## start SOURCE PASSAGE
New-automated method – all sites

As in the previous study, ArcGIS was used to develop a ‘new-automated’ method that attempted to improve on the simplistic country-based classification of windward and leeward sites. This approach uses a measured upslope or downslope classification based on the location of the maximum elevation within each 15 km station buffer relative to the station (Supplemental Table S-1 in Supplementary Materials). The orientation of the maximum elevation point relative to the station was determined using the Euclidean Direction tool within the Spatial Analyst extension. Sites with a maximum elevation located to the west of the station were classified as downslope sites, while sites with a maximum elevation located to the east were classified as upslope. Elevation data were obtained from a 30-arc second European digital elevation model (GTOP30; USGS 1996). This upslope or downslope distinction was then combined with the 15 km maximum relief-based categorization of land sites from the original-automated method (Table 1; Figure 1(a)).

Semi-manual method – all sites

With the expansion of the study area (Figure 1), the number of impacting climatic variables increased. Sites from southern Scandinavia could have weather coming from Europe over the Baltic Sea which would not experience the same orographic effect as sites further north, while Svalbard stations are much further north, have frozen ground and little relief. To address this variability, a semi-manual classification (Supplemental Table S-1) was done using the original-automated method to first determine basic physiographic categories (Table 1). Further categorizations of the land sites were then determined manually based on the relative location of the station to mountains or high-ground and the potential for different air mass source region effects on advecting air. Ocean, coastal, and fjord stations were similarly classified based on the direction of the expected mean wind flow and substrate (i.e. frozen ground, deep or shallow ocean; see Supplemental Table S-2).

Relief versus elevation – mountain and hill sites only

In Scandinavia, relief of the terrain is believed to have a stronger effect than the elevation on changing atmospheric conditions due to the windward ascent of air and the leeward decent of air during precipitation events. However, since the elevation is readily available and often used in hydrological models (Lehning et al. 2011; Henn et al. 2018; Roth et al. 2018), this study tests the use of station, maximum and average elevation from within a 15 km station radius as classification criteria (Supplemental Table S-3). These trials were conducted only on the 37 stations originally classified as mountain or hill sites, where relief was large enough to potentially impact Trs. The methods followed the new-automated classification scheme except maximum and average elevation within the 15 km radius or station elevation replaced maximum relief.

Station radius size – mountain and hill sites only

A final variation in the classification methodology used 5 and 1 km station radii to determine the different GIS-derived elevation parameters for mountain and hill sites (Table 2) in order to better characterize site-specific microscale topography. This approach used the new-automated methodology at 5 and 1 km radii to determine relief and upslope versus downslope. Further tests using 5 and 1 km radii were performed for the different elevation parameters described in the previous section.
## end SOURCE PASSAGE
## start DATASET EXCERPTS
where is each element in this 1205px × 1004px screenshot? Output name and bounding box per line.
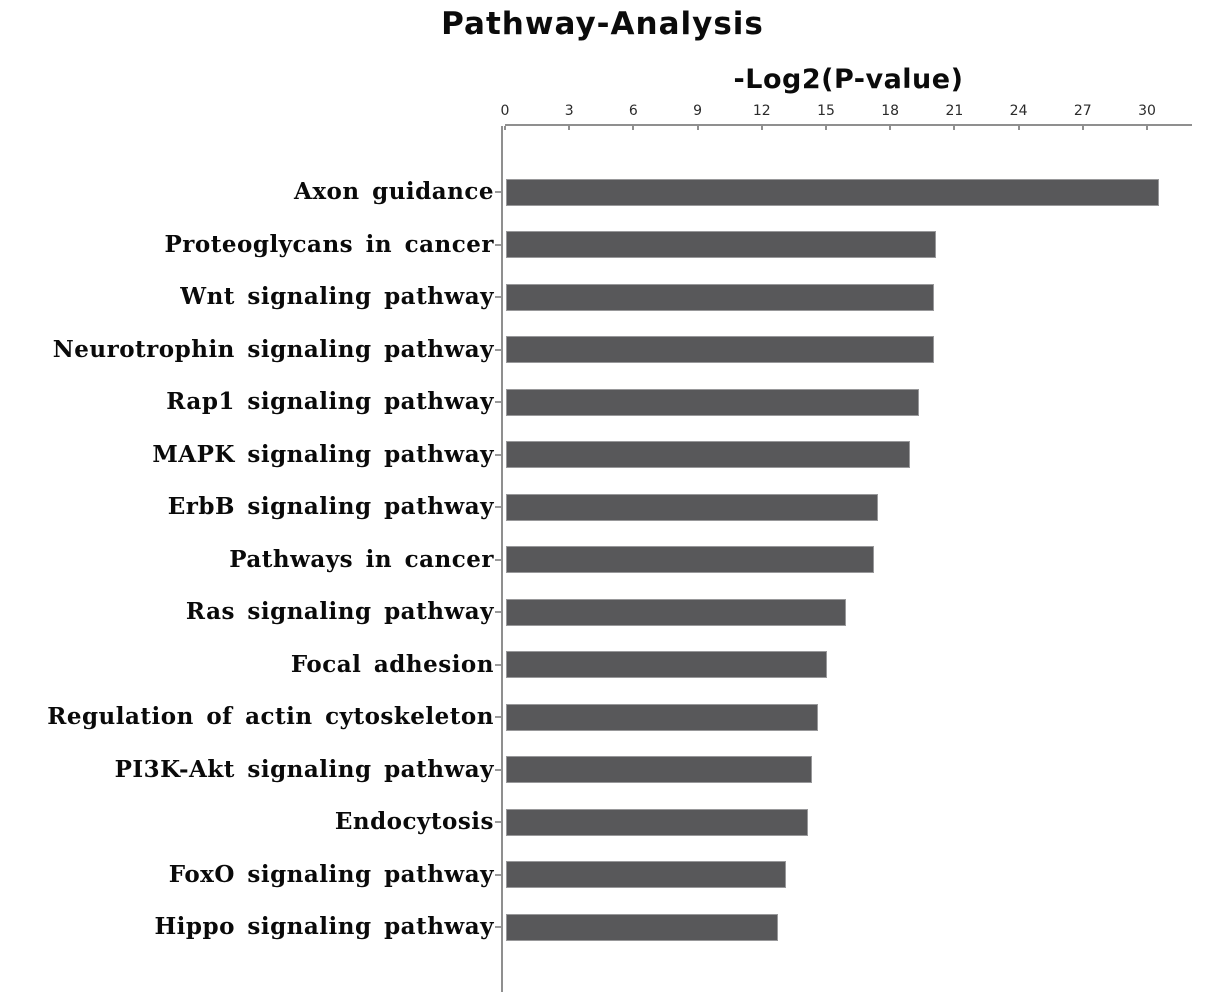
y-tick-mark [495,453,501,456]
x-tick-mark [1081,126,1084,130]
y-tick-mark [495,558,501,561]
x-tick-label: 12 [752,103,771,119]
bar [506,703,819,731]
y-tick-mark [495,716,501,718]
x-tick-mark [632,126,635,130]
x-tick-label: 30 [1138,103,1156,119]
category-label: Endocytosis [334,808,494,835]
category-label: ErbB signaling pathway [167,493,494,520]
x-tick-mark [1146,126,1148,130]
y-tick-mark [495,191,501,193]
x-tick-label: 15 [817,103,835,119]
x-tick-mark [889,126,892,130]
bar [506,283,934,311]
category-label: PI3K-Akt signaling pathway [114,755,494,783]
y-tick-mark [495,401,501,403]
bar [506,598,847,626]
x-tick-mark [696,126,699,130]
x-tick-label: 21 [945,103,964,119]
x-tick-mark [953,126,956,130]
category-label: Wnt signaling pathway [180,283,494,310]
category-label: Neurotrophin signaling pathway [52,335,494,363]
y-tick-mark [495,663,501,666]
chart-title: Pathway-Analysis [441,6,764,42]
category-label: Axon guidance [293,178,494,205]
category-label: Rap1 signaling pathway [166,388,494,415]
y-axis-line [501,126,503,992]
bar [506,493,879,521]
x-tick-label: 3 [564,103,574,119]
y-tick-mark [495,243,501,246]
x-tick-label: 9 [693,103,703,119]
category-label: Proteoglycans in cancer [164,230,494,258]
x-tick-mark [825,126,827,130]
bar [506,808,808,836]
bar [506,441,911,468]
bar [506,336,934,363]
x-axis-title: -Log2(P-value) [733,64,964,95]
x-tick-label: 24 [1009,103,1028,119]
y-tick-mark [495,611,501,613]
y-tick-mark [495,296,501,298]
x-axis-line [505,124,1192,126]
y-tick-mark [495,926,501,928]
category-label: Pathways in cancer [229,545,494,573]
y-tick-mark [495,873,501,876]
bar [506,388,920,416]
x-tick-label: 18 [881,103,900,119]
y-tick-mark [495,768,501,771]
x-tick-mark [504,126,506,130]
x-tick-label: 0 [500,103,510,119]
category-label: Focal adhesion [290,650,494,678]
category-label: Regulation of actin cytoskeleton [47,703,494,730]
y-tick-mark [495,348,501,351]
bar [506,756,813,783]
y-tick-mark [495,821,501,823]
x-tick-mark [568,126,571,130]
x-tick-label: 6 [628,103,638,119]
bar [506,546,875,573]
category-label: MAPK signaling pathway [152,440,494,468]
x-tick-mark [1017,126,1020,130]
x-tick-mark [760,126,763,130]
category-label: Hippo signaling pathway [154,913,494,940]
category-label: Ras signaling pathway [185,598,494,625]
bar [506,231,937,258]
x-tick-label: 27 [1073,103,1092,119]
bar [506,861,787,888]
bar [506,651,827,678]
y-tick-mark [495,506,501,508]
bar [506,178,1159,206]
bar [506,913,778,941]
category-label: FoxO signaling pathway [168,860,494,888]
## end DATASET EXCERPTS
§ **COMPLETE THE FOLLOWING**:
a – Rewrite the station classification passage, everything from "In Scandinavia, relief" down to "replaced maximum relief.", putting "circle" in place of "radius".
b – Using the station classification passage, decide whether each statement agrees with it, and answer yes or no for each with the deciding words quoted: (i) In the new-automated method, sites with the maximum elevation to the west of the station were labeled upslope. (ii) The elevation trials were run only on the 37 stations first classified as mountain or hill sites. (iii) The final variation in the method used station radii of 5 and 1 km.

§ **TASK RESPONSES**:
a –
In Scandinavia, relief of the terrain is believed to have a stronger effect than the elevation on changing atmospheric conditions due to the windward ascent of air and the leeward decent of air during precipitation events. However, since the elevation is readily available and often used in hydrological models (Lehning et al. 2011; Henn et al. 2018; Roth et al. 2018), this study tests the use of station, maximum and average elevation from within a 15 km station circle as classification criteria (Supplemental Table S-3). These trials were conducted only on the 37 stations originally classified as mountain or hill sites, where relief was large enough to potentially impact Trs. The methods followed the new-automated classification scheme except maximum and average elevation within the 15 km circle or station elevation replaced maximum relief.

b –
(i) No: "Sites with a maximum elevation located to the west of the station were classified as downslope sites"
(ii) Yes: "These trials were conducted only on the 37 stations originally classified as mountain or hill sites"
(iii) Yes: "A final variation in the classification methodology used 5 and 1 km station radii"